_Challenge_:
Find the lines containing the word "Frame" and copy every one of them.

_Entries_:

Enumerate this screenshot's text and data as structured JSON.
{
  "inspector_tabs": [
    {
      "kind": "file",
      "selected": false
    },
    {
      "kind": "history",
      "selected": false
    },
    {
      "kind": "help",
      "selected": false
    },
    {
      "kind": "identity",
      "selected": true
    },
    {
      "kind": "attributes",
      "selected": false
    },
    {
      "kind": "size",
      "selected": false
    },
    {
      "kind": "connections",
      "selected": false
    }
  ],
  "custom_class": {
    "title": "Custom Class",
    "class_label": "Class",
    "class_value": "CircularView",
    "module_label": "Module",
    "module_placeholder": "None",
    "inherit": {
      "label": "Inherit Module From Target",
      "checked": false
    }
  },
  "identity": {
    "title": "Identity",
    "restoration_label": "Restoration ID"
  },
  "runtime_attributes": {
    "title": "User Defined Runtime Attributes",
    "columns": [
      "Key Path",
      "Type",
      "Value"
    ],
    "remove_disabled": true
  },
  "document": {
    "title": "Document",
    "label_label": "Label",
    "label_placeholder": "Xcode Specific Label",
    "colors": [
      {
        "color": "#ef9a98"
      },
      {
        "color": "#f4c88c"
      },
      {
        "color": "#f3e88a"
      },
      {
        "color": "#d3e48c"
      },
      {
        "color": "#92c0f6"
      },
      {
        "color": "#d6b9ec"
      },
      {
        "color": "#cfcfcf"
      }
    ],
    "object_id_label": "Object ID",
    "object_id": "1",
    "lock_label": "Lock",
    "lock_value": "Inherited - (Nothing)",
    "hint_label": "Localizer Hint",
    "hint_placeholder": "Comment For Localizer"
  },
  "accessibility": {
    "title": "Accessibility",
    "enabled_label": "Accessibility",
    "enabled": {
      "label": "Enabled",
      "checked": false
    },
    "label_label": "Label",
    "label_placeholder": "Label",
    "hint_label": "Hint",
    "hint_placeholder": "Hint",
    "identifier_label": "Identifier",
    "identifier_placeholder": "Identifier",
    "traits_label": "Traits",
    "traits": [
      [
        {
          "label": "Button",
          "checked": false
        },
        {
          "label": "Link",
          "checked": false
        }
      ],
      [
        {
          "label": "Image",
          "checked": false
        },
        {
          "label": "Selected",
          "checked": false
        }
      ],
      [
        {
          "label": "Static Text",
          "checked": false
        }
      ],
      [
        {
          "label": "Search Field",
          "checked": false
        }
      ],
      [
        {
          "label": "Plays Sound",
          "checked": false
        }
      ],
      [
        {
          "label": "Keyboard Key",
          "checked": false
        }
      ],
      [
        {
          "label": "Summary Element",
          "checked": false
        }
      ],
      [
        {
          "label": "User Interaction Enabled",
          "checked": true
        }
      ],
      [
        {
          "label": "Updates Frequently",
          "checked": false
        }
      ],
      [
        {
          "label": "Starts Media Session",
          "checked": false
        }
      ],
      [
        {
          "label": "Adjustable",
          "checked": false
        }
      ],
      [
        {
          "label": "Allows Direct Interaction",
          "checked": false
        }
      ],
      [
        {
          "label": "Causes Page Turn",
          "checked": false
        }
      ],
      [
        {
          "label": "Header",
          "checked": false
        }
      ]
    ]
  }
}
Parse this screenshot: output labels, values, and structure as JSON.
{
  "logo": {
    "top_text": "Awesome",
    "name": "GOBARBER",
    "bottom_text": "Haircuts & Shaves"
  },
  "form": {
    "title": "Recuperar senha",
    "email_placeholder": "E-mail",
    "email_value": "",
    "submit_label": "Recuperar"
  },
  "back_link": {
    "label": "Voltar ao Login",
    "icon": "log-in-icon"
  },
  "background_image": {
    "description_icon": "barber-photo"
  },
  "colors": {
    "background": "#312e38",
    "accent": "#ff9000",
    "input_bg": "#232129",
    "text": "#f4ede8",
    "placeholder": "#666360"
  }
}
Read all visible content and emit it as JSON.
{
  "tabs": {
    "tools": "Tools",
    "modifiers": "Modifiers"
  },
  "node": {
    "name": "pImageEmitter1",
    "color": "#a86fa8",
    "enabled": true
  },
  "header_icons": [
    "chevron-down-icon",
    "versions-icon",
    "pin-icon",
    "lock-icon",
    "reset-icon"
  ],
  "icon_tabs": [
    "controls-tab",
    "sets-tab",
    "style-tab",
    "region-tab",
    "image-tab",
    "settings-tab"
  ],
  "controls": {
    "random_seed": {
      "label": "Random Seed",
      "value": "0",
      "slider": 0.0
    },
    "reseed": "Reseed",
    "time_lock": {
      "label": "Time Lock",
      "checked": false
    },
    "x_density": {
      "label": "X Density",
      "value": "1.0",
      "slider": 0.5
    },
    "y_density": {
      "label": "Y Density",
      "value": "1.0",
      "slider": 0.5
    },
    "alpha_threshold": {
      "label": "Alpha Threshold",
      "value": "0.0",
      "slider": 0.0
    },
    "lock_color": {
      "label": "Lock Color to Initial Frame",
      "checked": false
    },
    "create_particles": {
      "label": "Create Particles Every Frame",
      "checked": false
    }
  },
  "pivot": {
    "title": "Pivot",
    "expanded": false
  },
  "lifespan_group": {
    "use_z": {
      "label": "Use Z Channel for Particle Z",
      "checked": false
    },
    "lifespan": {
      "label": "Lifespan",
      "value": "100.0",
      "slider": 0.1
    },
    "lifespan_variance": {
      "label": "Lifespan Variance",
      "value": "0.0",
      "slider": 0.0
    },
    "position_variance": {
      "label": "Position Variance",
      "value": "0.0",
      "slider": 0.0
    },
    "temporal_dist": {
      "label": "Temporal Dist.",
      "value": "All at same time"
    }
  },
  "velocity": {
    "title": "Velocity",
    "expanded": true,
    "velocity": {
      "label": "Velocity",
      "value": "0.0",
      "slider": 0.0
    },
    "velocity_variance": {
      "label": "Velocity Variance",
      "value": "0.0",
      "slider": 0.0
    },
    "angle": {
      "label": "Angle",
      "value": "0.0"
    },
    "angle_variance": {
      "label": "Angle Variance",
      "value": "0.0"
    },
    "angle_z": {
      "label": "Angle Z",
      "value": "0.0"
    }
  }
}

_Exercise solution_:
      "label": "Lock Color to Initial Frame",
      "label": "Create Particles Every Frame",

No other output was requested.